# PROBLEM DETAILS
Write out the records again, exactly, leaving none out.

# DATA LINES
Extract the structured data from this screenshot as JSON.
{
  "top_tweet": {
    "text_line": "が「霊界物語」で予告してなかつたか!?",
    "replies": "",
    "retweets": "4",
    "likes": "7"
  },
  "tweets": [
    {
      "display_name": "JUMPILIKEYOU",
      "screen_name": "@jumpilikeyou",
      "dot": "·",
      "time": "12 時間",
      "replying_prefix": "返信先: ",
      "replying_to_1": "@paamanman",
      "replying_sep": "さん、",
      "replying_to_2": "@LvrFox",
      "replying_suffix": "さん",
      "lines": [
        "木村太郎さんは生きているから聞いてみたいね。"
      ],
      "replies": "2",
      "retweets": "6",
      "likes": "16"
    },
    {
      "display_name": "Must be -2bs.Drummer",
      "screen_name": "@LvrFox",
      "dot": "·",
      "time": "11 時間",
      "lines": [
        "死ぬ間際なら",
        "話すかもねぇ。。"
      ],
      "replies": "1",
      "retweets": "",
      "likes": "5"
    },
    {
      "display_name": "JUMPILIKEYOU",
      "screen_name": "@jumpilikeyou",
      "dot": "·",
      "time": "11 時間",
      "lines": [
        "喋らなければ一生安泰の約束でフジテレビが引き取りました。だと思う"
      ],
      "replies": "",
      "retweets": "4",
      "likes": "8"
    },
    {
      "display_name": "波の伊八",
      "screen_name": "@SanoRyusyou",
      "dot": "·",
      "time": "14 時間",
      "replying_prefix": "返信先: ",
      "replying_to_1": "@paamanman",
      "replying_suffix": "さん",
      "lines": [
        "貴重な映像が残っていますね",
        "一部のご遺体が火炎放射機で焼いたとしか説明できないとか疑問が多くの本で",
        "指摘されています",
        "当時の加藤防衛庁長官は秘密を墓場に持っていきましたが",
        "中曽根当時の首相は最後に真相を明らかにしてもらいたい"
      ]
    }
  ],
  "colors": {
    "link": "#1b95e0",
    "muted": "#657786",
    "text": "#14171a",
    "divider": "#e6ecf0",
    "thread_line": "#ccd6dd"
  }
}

# TASK RESPONSE
Extract the structured data from this screenshot as JSON.
{
  "top_tweet": {
    "text_line": "が「霊界物語」で予告してなかつたか!?",
    "replies": "",
    "retweets": "4",
    "likes": "7"
  },
  "tweets": [
    {
      "display_name": "JUMPILIKEYOU",
      "screen_name": "@jumpilikeyou",
      "dot": "·",
      "time": "12 時間",
      "replying_prefix": "返信先: ",
      "replying_to_1": "@paamanman",
      "replying_sep": "さん、",
      "replying_to_2": "@LvrFox",
      "replying_suffix": "さん",
      "lines": [
        "木村太郎さんは生きているから聞いてみたいね。"
      ],
      "replies": "2",
      "retweets": "6",
      "likes": "16"
    },
    {
      "display_name": "Must be -2bs.Drummer",
      "screen_name": "@LvrFox",
      "dot": "·",
      "time": "11 時間",
      "lines": [
        "死ぬ間際なら",
        "話すかもねぇ。。"
      ],
      "replies": "1",
      "retweets": "",
      "likes": "5"
    },
    {
      "display_name": "JUMPILIKEYOU",
      "screen_name": "@jumpilikeyou",
      "dot": "·",
      "time": "11 時間",
      "lines": [
        "喋らなければ一生安泰の約束でフジテレビが引き取りました。だと思う"
      ],
      "replies": "",
      "retweets": "4",
      "likes": "8"
    },
    {
      "display_name": "波の伊八",
      "screen_name": "@SanoRyusyou",
      "dot": "·",
      "time": "14 時間",
      "replying_prefix": "返信先: ",
      "replying_to_1": "@paamanman",
      "replying_suffix": "さん",
      "lines": [
        "貴重な映像が残っていますね",
        "一部のご遺体が火炎放射機で焼いたとしか説明できないとか疑問が多くの本で",
        "指摘されています",
        "当時の加藤防衛庁長官は秘密を墓場に持っていきましたが",
        "中曽根当時の首相は最後に真相を明らかにしてもらいたい"
      ]
    }
  ],
  "colors": {
    "link": "#1b95e0",
    "muted": "#657786",
    "text": "#14171a",
    "divider": "#e6ecf0",
    "thread_line": "#ccd6dd"
  }
}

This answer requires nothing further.